DIRECTIONS: Report how many lines contain the word "kind", with no other text.

========================================================================

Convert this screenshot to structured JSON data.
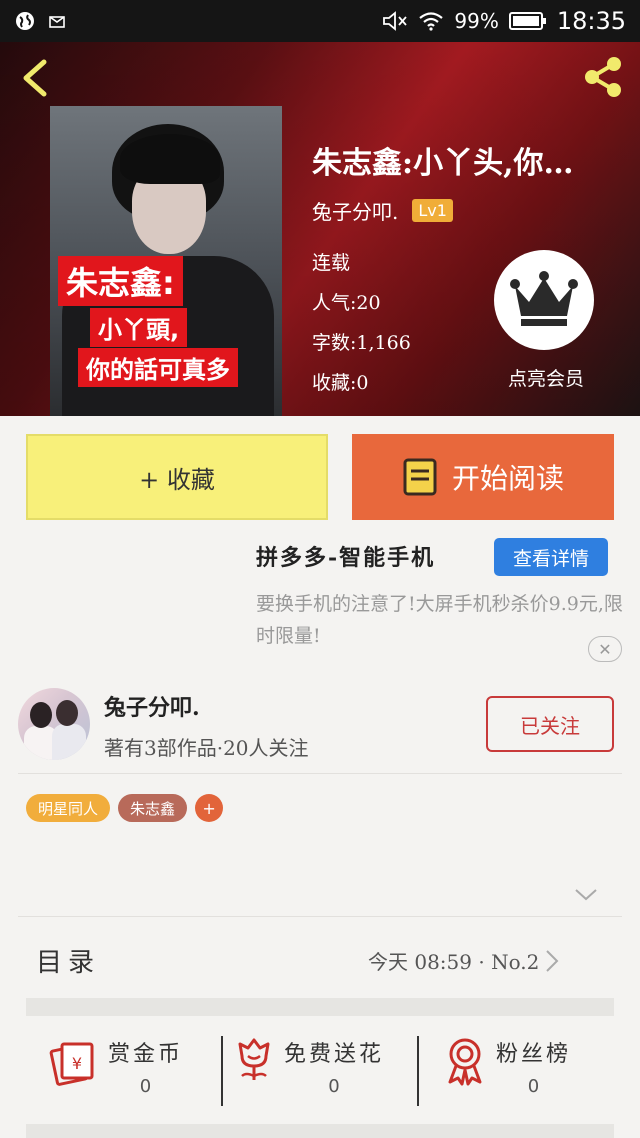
{
  "status_bar": {
    "battery_percent": "99%",
    "time": "18:35"
  },
  "book": {
    "title": "朱志鑫:小丫头,你…",
    "cover": {
      "tag1": "朱志鑫:",
      "tag2": "小丫頭,",
      "tag3": "你的話可真多"
    },
    "author": "兔子分叩.",
    "author_level": "Lv1",
    "status": "连载",
    "popularity": "人气:20",
    "word_count": "字数:1,166",
    "favorites": "收藏:0",
    "vip_label": "点亮会员"
  },
  "actions": {
    "favorite_label": "+ 收藏",
    "read_label": "开始阅读"
  },
  "ad": {
    "title": "拼多多-智能手机",
    "button": "查看详情",
    "description": "要换手机的注意了!大屏手机秒杀价9.9元,限时限量!",
    "close": "✕"
  },
  "author_card": {
    "name": "兔子分叩.",
    "stats": "著有3部作品·20人关注",
    "follow_label": "已关注"
  },
  "tags": [
    {
      "label": "明星同人",
      "color": "#f1ad3c"
    },
    {
      "label": "朱志鑫",
      "color": "#b86a5a"
    }
  ],
  "tag_add": "+",
  "toc": {
    "label": "目录",
    "latest": "今天 08:59 · No.2"
  },
  "stats": [
    {
      "label": "赏金币",
      "value": "0",
      "icon": "red-envelope-icon"
    },
    {
      "label": "免费送花",
      "value": "0",
      "icon": "flower-icon"
    },
    {
      "label": "粉丝榜",
      "value": "0",
      "icon": "medal-icon"
    }
  ],
  "colors": {
    "accent_red": "#c83a3a",
    "read_orange": "#e8683c",
    "favorite_yellow": "#f8f07a",
    "ad_blue": "#2f7fe0"
  }
}
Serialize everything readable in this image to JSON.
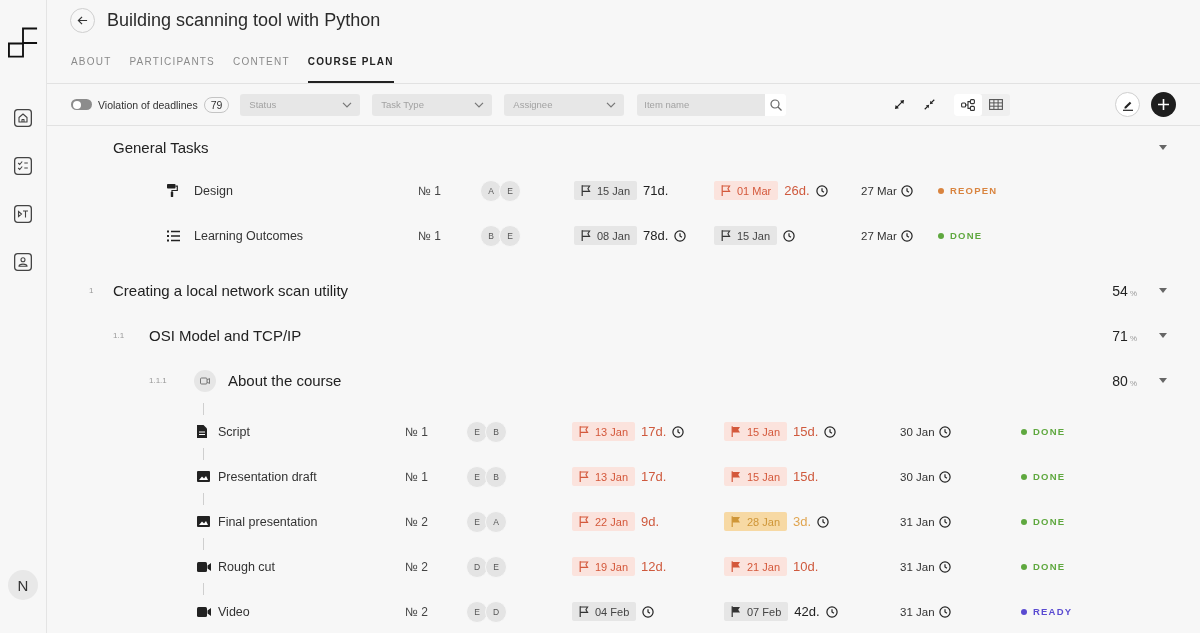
{
  "sidebar": {
    "user_initial": "N"
  },
  "header": {
    "title": "Building scanning tool with Python"
  },
  "tabs": [
    {
      "label": "ABOUT",
      "selected": false
    },
    {
      "label": "PARTICIPANTS",
      "selected": false
    },
    {
      "label": "CONTENT",
      "selected": false
    },
    {
      "label": "COURSE PLAN",
      "selected": true
    }
  ],
  "toolbar": {
    "deadline_filter": {
      "label": "Violation of deadlines",
      "on": false,
      "count": "79"
    },
    "filters": [
      {
        "placeholder": "Status"
      },
      {
        "placeholder": "Task Type"
      },
      {
        "placeholder": "Assignee"
      }
    ],
    "search": {
      "placeholder": "Item name"
    },
    "views": [
      {
        "kind": "tree",
        "selected": true
      },
      {
        "kind": "grid",
        "selected": false
      }
    ]
  },
  "plan": {
    "general": {
      "title": "General Tasks",
      "expanded": true,
      "tasks": [
        {
          "kind": "design",
          "name": "Design",
          "number": "№ 1",
          "assignees": [
            "A",
            "E"
          ],
          "start": {
            "date": "15 Jan",
            "overdue": false,
            "at_risk": false,
            "flag_filled": false,
            "days": "71d.",
            "timer": false
          },
          "due": {
            "date": "01 Mar",
            "overdue": true,
            "at_risk": false,
            "flag_filled": false,
            "days": "26d.",
            "timer": true
          },
          "end": {
            "date": "27 Mar"
          },
          "status": {
            "label": "REOPEN",
            "color": "#d9843f"
          }
        },
        {
          "kind": "outcomes",
          "name": "Learning Outcomes",
          "number": "№ 1",
          "assignees": [
            "B",
            "E"
          ],
          "start": {
            "date": "08 Jan",
            "overdue": false,
            "at_risk": false,
            "flag_filled": false,
            "days": "78d.",
            "timer": true
          },
          "due": {
            "date": "15 Jan",
            "overdue": false,
            "at_risk": false,
            "flag_filled": false,
            "timer": true
          },
          "end": {
            "date": "27 Mar"
          },
          "status": {
            "label": "DONE",
            "color": "#5fa83f"
          }
        }
      ]
    },
    "sections": [
      {
        "number": "1",
        "title": "Creating a local network scan utility",
        "progress": "54",
        "unit": "%",
        "expanded": true,
        "children": [
          {
            "number": "1.1",
            "title": "OSI Model and TCP/IP",
            "progress": "71",
            "unit": "%",
            "expanded": true,
            "children": [
              {
                "number": "1.1.1",
                "kind": "video",
                "title": "About the course",
                "progress": "80",
                "unit": "%",
                "expanded": true,
                "tasks": [
                  {
                    "kind": "script",
                    "name": "Script",
                    "number": "№ 1",
                    "assignees": [
                      "E",
                      "B"
                    ],
                    "start": {
                      "date": "13 Jan",
                      "overdue": true,
                      "at_risk": false,
                      "flag_filled": false,
                      "days": "17d.",
                      "timer": true
                    },
                    "due": {
                      "date": "15 Jan",
                      "overdue": true,
                      "at_risk": false,
                      "flag_filled": true,
                      "days": "15d.",
                      "timer": true
                    },
                    "end": {
                      "date": "30 Jan"
                    },
                    "status": {
                      "label": "DONE",
                      "color": "#5fa83f"
                    }
                  },
                  {
                    "kind": "image",
                    "name": "Presentation draft",
                    "number": "№ 1",
                    "assignees": [
                      "E",
                      "B"
                    ],
                    "start": {
                      "date": "13 Jan",
                      "overdue": true,
                      "at_risk": false,
                      "flag_filled": false,
                      "days": "17d.",
                      "timer": false
                    },
                    "due": {
                      "date": "15 Jan",
                      "overdue": true,
                      "at_risk": false,
                      "flag_filled": true,
                      "days": "15d.",
                      "timer": false
                    },
                    "end": {
                      "date": "30 Jan"
                    },
                    "status": {
                      "label": "DONE",
                      "color": "#5fa83f"
                    }
                  },
                  {
                    "kind": "image",
                    "name": "Final presentation",
                    "number": "№ 2",
                    "assignees": [
                      "E",
                      "A"
                    ],
                    "start": {
                      "date": "22 Jan",
                      "overdue": true,
                      "at_risk": false,
                      "flag_filled": false,
                      "days": "9d.",
                      "timer": false
                    },
                    "due": {
                      "date": "28 Jan",
                      "overdue": false,
                      "at_risk": true,
                      "flag_filled": true,
                      "days": "3d.",
                      "timer": true
                    },
                    "end": {
                      "date": "31 Jan"
                    },
                    "status": {
                      "label": "DONE",
                      "color": "#5fa83f"
                    }
                  },
                  {
                    "kind": "video",
                    "name": "Rough cut",
                    "number": "№ 2",
                    "assignees": [
                      "D",
                      "E"
                    ],
                    "start": {
                      "date": "19 Jan",
                      "overdue": true,
                      "at_risk": false,
                      "flag_filled": false,
                      "days": "12d.",
                      "timer": false
                    },
                    "due": {
                      "date": "21 Jan",
                      "overdue": true,
                      "at_risk": false,
                      "flag_filled": true,
                      "days": "10d.",
                      "timer": false
                    },
                    "end": {
                      "date": "31 Jan"
                    },
                    "status": {
                      "label": "DONE",
                      "color": "#5fa83f"
                    }
                  },
                  {
                    "kind": "video",
                    "name": "Video",
                    "number": "№ 2",
                    "assignees": [
                      "E",
                      "D"
                    ],
                    "start": {
                      "date": "04 Feb",
                      "overdue": false,
                      "at_risk": false,
                      "flag_filled": false,
                      "timer": true
                    },
                    "due": {
                      "date": "07 Feb",
                      "overdue": false,
                      "at_risk": false,
                      "flag_filled": true,
                      "days": "42d.",
                      "timer": true
                    },
                    "end": {
                      "date": "31 Jan"
                    },
                    "status": {
                      "label": "READY",
                      "color": "#5a4bd1"
                    }
                  }
                ]
              }
            ]
          }
        ]
      }
    ]
  }
}
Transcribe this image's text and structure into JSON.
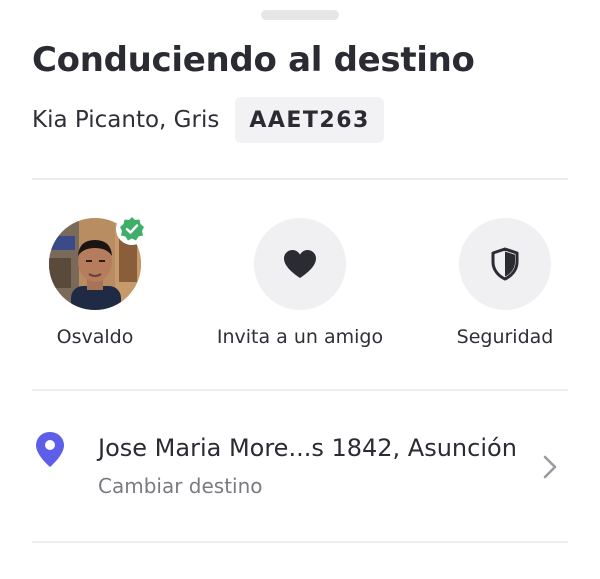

========================================================================

EXERCISE SOLUTION: 10